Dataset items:
☆ ☆ ☆ ☆
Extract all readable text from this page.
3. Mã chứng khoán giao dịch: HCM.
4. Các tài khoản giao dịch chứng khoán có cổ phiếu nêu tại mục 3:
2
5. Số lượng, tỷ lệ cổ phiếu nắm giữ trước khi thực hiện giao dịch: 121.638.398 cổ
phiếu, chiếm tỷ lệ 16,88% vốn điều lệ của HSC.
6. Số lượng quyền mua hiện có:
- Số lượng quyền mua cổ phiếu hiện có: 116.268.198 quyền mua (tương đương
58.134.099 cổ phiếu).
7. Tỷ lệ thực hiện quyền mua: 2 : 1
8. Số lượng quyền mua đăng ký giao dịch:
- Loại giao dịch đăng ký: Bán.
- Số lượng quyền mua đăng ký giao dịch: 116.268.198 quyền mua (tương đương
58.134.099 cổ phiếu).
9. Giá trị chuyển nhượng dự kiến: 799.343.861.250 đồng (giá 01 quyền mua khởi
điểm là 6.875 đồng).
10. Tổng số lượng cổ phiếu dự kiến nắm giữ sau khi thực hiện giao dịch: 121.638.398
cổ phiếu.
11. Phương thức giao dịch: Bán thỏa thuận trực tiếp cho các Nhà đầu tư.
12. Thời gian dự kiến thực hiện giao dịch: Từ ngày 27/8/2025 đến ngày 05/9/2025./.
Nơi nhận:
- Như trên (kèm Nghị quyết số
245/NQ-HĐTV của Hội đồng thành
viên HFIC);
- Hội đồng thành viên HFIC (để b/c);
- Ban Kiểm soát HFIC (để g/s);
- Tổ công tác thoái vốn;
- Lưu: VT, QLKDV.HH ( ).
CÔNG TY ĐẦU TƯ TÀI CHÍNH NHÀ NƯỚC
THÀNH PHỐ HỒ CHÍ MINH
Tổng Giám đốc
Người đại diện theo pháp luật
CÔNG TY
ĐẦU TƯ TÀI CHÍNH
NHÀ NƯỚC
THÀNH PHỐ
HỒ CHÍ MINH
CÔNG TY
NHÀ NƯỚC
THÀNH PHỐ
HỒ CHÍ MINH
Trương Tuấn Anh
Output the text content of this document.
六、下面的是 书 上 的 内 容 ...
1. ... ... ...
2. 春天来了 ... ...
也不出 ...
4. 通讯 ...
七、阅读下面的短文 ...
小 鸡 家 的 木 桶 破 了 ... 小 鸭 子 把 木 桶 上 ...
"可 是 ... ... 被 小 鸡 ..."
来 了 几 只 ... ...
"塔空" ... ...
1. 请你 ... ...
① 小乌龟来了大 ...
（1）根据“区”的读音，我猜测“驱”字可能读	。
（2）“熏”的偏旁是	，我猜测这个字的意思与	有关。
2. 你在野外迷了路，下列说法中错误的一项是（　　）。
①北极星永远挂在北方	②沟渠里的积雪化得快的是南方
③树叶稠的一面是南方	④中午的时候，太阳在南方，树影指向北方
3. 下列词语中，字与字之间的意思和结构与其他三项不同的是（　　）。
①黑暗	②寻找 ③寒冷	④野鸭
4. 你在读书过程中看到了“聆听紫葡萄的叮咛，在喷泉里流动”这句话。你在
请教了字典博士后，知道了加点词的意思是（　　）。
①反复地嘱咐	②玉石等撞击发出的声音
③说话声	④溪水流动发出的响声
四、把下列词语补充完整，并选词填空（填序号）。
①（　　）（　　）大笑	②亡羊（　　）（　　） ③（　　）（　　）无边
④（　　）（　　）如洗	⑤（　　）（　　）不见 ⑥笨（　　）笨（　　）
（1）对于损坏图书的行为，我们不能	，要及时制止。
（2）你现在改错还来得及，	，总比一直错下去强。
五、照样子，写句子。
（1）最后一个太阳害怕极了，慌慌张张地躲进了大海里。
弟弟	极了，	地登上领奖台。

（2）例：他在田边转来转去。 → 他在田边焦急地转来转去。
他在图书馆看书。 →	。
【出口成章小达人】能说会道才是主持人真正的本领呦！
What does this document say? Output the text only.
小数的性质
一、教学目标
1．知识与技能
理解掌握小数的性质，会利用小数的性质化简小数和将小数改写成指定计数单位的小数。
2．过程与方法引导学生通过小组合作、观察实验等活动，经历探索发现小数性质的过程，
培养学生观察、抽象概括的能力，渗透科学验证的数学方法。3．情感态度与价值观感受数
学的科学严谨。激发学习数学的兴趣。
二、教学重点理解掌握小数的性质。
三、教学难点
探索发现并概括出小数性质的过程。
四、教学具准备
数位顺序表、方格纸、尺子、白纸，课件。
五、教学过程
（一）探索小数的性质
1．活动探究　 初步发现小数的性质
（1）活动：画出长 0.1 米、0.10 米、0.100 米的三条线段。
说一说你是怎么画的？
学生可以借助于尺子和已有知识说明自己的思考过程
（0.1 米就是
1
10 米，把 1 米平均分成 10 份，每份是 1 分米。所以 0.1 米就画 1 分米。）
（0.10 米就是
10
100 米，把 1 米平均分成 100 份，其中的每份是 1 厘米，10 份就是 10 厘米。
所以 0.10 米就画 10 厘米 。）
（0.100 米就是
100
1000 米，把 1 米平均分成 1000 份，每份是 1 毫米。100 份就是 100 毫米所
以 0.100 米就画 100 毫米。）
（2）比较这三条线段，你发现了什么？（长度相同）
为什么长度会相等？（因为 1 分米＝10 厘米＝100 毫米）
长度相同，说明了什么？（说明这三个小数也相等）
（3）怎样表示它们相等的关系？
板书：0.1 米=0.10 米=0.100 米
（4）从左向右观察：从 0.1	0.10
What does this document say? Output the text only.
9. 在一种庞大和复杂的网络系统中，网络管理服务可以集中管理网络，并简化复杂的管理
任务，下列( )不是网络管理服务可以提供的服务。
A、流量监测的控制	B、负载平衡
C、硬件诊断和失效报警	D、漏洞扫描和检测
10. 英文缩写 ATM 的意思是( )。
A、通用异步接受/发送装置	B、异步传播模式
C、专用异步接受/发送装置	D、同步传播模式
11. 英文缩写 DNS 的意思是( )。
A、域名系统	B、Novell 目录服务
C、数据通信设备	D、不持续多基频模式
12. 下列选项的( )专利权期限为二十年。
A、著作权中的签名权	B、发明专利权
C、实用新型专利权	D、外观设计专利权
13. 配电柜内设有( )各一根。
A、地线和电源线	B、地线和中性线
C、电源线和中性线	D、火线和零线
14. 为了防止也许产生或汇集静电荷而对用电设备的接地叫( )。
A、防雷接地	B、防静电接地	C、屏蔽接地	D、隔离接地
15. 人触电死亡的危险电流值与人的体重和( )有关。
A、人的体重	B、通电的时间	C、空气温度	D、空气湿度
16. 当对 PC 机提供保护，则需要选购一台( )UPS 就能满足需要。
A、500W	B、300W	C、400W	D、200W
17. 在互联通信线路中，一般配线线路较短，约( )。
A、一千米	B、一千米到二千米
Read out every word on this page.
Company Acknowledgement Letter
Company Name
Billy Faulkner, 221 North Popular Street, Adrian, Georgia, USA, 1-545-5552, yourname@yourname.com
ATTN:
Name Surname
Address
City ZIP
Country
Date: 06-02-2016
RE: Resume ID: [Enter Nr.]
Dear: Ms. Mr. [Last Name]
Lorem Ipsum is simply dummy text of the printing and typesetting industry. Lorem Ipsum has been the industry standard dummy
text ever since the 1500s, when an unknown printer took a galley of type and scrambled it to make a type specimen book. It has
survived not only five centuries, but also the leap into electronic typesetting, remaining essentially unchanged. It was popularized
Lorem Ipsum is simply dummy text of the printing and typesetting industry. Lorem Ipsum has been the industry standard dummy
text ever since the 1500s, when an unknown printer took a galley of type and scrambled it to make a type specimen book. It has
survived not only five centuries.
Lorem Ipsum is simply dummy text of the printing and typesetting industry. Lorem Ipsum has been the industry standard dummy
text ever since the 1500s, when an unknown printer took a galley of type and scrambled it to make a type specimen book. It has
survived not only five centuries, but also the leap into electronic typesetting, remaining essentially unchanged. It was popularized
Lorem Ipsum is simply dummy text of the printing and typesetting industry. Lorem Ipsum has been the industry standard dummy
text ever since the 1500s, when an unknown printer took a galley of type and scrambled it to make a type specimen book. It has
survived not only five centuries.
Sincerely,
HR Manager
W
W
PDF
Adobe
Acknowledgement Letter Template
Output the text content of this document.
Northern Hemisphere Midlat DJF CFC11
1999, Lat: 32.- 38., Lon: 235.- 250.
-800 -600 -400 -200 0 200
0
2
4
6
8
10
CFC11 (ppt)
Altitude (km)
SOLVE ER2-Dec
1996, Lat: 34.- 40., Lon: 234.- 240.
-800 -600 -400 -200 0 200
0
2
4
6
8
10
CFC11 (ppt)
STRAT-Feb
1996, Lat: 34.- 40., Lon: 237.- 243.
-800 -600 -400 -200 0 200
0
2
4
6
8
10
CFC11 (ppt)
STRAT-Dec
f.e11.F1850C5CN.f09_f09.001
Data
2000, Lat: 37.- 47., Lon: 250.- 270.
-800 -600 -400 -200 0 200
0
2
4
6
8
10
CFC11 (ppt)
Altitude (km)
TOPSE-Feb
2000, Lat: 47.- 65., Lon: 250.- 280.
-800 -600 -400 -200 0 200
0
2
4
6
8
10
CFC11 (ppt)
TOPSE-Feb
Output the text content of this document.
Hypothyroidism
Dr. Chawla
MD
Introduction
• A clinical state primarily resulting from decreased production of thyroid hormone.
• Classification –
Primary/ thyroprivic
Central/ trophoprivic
☆ ☆ ☆ ☆
* **Problem requirements**
Select the lines in this material that hold the word "page", leaving none out.

* **Result of this task**
Extract all readable text from this page.
Read out every word on this page.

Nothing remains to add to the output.